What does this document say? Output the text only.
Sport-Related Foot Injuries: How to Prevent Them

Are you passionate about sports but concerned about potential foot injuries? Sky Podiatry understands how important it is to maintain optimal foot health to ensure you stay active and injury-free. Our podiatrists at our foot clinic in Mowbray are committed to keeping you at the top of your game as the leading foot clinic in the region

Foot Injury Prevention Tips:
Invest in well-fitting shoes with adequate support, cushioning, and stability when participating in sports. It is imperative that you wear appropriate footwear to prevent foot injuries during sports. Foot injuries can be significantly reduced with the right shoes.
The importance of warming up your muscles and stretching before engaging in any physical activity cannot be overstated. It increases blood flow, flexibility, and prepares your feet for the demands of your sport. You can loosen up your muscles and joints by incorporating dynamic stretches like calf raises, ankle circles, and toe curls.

## OBJECTIVE
Hand back the material above in full, exactly as written.

## RESULT OF THE TASK
What does this document say? Output the text only.
Sport-Related Foot Injuries: How to Prevent Them

Are you passionate about sports but concerned about potential foot injuries? Sky Podiatry understands how important it is to maintain optimal foot health to ensure you stay active and injury-free. Our podiatrists at our foot clinic in Mowbray are committed to keeping you at the top of your game as the leading foot clinic in the region

Foot Injury Prevention Tips:
Invest in well-fitting shoes with adequate support, cushioning, and stability when participating in sports. It is imperative that you wear appropriate footwear to prevent foot injuries during sports. Foot injuries can be significantly reduced with the right shoes.
The importance of warming up your muscles and stretching before engaging in any physical activity cannot be overstated. It increases blood flow, flexibility, and prepares your feet for the demands of your sport. You can loosen up your muscles and joints by incorporating dynamic stretches like calf raises, ankle circles, and toe curls.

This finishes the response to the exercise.